Stored rows:
--- START ---
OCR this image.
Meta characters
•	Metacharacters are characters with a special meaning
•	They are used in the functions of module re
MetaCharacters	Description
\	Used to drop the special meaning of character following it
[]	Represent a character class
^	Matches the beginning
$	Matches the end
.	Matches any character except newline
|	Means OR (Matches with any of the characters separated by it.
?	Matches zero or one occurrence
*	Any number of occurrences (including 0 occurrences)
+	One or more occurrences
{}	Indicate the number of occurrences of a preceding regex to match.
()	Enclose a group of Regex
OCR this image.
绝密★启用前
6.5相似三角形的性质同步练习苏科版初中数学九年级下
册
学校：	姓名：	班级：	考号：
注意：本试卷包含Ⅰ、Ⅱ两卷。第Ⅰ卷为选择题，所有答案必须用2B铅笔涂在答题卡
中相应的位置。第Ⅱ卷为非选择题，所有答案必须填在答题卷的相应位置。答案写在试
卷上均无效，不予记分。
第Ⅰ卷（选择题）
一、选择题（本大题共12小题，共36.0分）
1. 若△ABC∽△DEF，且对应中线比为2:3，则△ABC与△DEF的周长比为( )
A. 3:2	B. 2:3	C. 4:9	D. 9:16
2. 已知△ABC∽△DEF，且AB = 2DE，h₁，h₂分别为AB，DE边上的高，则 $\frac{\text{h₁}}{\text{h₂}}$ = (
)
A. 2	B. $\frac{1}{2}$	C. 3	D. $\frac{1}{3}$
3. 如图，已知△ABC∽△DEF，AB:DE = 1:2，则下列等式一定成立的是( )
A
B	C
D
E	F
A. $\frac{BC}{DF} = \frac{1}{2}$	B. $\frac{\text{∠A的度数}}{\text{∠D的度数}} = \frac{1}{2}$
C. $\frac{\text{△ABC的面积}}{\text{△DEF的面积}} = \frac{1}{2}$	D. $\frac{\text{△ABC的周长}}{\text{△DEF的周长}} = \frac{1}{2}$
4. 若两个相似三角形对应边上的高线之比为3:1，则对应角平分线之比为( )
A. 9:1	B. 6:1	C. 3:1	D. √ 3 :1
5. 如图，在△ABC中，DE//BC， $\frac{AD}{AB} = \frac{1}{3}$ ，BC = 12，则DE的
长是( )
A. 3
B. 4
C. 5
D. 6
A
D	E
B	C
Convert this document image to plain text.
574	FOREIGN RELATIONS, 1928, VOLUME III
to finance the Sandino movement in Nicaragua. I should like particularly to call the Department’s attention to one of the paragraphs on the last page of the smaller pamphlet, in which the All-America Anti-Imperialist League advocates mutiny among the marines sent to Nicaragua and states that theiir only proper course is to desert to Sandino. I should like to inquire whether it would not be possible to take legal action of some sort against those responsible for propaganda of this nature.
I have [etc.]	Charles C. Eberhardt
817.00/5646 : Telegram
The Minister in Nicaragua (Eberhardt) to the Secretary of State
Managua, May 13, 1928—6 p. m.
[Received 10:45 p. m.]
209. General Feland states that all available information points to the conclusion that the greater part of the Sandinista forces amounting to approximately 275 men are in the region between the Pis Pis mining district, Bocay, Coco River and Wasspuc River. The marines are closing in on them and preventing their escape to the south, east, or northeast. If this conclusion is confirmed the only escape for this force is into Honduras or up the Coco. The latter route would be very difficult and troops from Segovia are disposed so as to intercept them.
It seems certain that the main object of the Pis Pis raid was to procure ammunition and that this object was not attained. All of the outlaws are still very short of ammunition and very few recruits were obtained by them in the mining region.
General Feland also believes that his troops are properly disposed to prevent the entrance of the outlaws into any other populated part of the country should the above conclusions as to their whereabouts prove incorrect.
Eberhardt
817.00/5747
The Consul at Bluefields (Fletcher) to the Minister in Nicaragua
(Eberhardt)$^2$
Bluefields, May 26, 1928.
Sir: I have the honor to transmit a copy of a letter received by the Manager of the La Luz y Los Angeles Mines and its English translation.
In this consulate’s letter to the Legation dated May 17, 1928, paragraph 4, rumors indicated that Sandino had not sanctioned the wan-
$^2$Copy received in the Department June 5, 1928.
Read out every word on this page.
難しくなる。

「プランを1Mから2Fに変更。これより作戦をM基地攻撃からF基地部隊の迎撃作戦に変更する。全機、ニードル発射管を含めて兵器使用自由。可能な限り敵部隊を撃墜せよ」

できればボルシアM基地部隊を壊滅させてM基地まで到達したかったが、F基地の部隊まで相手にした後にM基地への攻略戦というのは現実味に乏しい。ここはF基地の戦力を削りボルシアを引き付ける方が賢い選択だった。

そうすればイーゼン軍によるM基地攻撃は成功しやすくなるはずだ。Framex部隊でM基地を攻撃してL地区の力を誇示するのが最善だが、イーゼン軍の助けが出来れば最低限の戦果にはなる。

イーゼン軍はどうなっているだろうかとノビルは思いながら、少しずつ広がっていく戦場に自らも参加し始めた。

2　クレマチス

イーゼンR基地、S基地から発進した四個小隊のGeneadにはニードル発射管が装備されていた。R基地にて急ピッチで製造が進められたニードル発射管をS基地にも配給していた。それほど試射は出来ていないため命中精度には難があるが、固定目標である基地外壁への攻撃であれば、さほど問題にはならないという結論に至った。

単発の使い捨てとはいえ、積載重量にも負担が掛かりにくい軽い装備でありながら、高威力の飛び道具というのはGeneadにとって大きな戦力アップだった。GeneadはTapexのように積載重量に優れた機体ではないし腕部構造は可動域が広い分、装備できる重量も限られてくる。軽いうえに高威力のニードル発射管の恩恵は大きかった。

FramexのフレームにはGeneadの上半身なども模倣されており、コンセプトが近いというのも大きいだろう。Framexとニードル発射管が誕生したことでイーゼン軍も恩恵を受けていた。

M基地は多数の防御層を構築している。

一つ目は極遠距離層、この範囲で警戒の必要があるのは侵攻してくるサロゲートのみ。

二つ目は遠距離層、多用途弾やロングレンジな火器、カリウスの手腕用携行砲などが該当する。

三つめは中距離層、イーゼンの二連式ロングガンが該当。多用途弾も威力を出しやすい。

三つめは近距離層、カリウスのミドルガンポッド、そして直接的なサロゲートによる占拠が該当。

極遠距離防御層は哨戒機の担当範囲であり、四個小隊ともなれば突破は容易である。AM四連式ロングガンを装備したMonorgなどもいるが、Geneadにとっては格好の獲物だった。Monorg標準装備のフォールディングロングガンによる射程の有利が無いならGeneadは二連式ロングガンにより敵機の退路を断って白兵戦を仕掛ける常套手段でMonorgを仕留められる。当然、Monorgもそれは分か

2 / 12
--- END ---
What the task asks: Extract every entry above as it appears.

Exercise output:
OCR this image.
Meta characters
•	Metacharacters are characters with a special meaning
•	They are used in the functions of module re
MetaCharacters	Description
\	Used to drop the special meaning of character following it
[]	Represent a character class
^	Matches the beginning
$	Matches the end
.	Matches any character except newline
|	Means OR (Matches with any of the characters separated by it.
?	Matches zero or one occurrence
*	Any number of occurrences (including 0 occurrences)
+	One or more occurrences
{}	Indicate the number of occurrences of a preceding regex to match.
()	Enclose a group of Regex
OCR this image.
绝密★启用前
6.5相似三角形的性质同步练习苏科版初中数学九年级下
册
学校：	姓名：	班级：	考号：
注意：本试卷包含Ⅰ、Ⅱ两卷。第Ⅰ卷为选择题，所有答案必须用2B铅笔涂在答题卡
中相应的位置。第Ⅱ卷为非选择题，所有答案必须填在答题卷的相应位置。答案写在试
卷上均无效，不予记分。
第Ⅰ卷（选择题）
一、选择题（本大题共12小题，共36.0分）
1. 若△ABC∽△DEF，且对应中线比为2:3，则△ABC与△DEF的周长比为( )
A. 3:2	B. 2:3	C. 4:9	D. 9:16
2. 已知△ABC∽△DEF，且AB = 2DE，h₁，h₂分别为AB，DE边上的高，则 $\frac{\text{h₁}}{\text{h₂}}$ = (
)
A. 2	B. $\frac{1}{2}$	C. 3	D. $\frac{1}{3}$
3. 如图，已知△ABC∽△DEF，AB:DE = 1:2，则下列等式一定成立的是( )
A
B	C
D
E	F
A. $\frac{BC}{DF} = \frac{1}{2}$	B. $\frac{\text{∠A的度数}}{\text{∠D的度数}} = \frac{1}{2}$
C. $\frac{\text{△ABC的面积}}{\text{△DEF的面积}} = \frac{1}{2}$	D. $\frac{\text{△ABC的周长}}{\text{△DEF的周长}} = \frac{1}{2}$
4. 若两个相似三角形对应边上的高线之比为3:1，则对应角平分线之比为( )
A. 9:1	B. 6:1	C. 3:1	D. √ 3 :1
5. 如图，在△ABC中，DE//BC， $\frac{AD}{AB} = \frac{1}{3}$ ，BC = 12，则DE的
长是( )
A. 3
B. 4
C. 5
D. 6
A
D	E
B	C
Convert this document image to plain text.
574	FOREIGN RELATIONS, 1928, VOLUME III
to finance the Sandino movement in Nicaragua. I should like particularly to call the Department’s attention to one of the paragraphs on the last page of the smaller pamphlet, in which the All-America Anti-Imperialist League advocates mutiny among the marines sent to Nicaragua and states that theiir only proper course is to desert to Sandino. I should like to inquire whether it would not be possible to take legal action of some sort against those responsible for propaganda of this nature.
I have [etc.]	Charles C. Eberhardt
817.00/5646 : Telegram
The Minister in Nicaragua (Eberhardt) to the Secretary of State
Managua, May 13, 1928—6 p. m.
[Received 10:45 p. m.]
209. General Feland states that all available information points to the conclusion that the greater part of the Sandinista forces amounting to approximately 275 men are in the region between the Pis Pis mining district, Bocay, Coco River and Wasspuc River. The marines are closing in on them and preventing their escape to the south, east, or northeast. If this conclusion is confirmed the only escape for this force is into Honduras or up the Coco. The latter route would be very difficult and troops from Segovia are disposed so as to intercept them.
It seems certain that the main object of the Pis Pis raid was to procure ammunition and that this object was not attained. All of the outlaws are still very short of ammunition and very few recruits were obtained by them in the mining region.
General Feland also believes that his troops are properly disposed to prevent the entrance of the outlaws into any other populated part of the country should the above conclusions as to their whereabouts prove incorrect.
Eberhardt
817.00/5747
The Consul at Bluefields (Fletcher) to the Minister in Nicaragua
(Eberhardt)$^2$
Bluefields, May 26, 1928.
Sir: I have the honor to transmit a copy of a letter received by the Manager of the La Luz y Los Angeles Mines and its English translation.
In this consulate’s letter to the Legation dated May 17, 1928, paragraph 4, rumors indicated that Sandino had not sanctioned the wan-
$^2$Copy received in the Department June 5, 1928.
Read out every word on this page.
難しくなる。

「プランを1Mから2Fに変更。これより作戦をM基地攻撃からF基地部隊の迎撃作戦に変更する。全機、ニードル発射管を含めて兵器使用自由。可能な限り敵部隊を撃墜せよ」

できればボルシアM基地部隊を壊滅させてM基地まで到達したかったが、F基地の部隊まで相手にした後にM基地への攻略戦というのは現実味に乏しい。ここはF基地の戦力を削りボルシアを引き付ける方が賢い選択だった。

そうすればイーゼン軍によるM基地攻撃は成功しやすくなるはずだ。Framex部隊でM基地を攻撃してL地区の力を誇示するのが最善だが、イーゼン軍の助けが出来れば最低限の戦果にはなる。

イーゼン軍はどうなっているだろうかとノビルは思いながら、少しずつ広がっていく戦場に自らも参加し始めた。

2　クレマチス

イーゼンR基地、S基地から発進した四個小隊のGeneadにはニードル発射管が装備されていた。R基地にて急ピッチで製造が進められたニードル発射管をS基地にも配給していた。それほど試射は出来ていないため命中精度には難があるが、固定目標である基地外壁への攻撃であれば、さほど問題にはならないという結論に至った。

単発の使い捨てとはいえ、積載重量にも負担が掛かりにくい軽い装備でありながら、高威力の飛び道具というのはGeneadにとって大きな戦力アップだった。GeneadはTapexのように積載重量に優れた機体ではないし腕部構造は可動域が広い分、装備できる重量も限られてくる。軽いうえに高威力のニードル発射管の恩恵は大きかった。

FramexのフレームにはGeneadの上半身なども模倣されており、コンセプトが近いというのも大きいだろう。Framexとニードル発射管が誕生したことでイーゼン軍も恩恵を受けていた。

M基地は多数の防御層を構築している。

一つ目は極遠距離層、この範囲で警戒の必要があるのは侵攻してくるサロゲートのみ。

二つ目は遠距離層、多用途弾やロングレンジな火器、カリウスの手腕用携行砲などが該当する。

三つめは中距離層、イーゼンの二連式ロングガンが該当。多用途弾も威力を出しやすい。

三つめは近距離層、カリウスのミドルガンポッド、そして直接的なサロゲートによる占拠が該当。

極遠距離防御層は哨戒機の担当範囲であり、四個小隊ともなれば突破は容易である。AM四連式ロングガンを装備したMonorgなどもいるが、Geneadにとっては格好の獲物だった。Monorg標準装備のフォールディングロングガンによる射程の有利が無いならGeneadは二連式ロングガンにより敵機の退路を断って白兵戦を仕掛ける常套手段でMonorgを仕留められる。当然、Monorgもそれは分か

2 / 12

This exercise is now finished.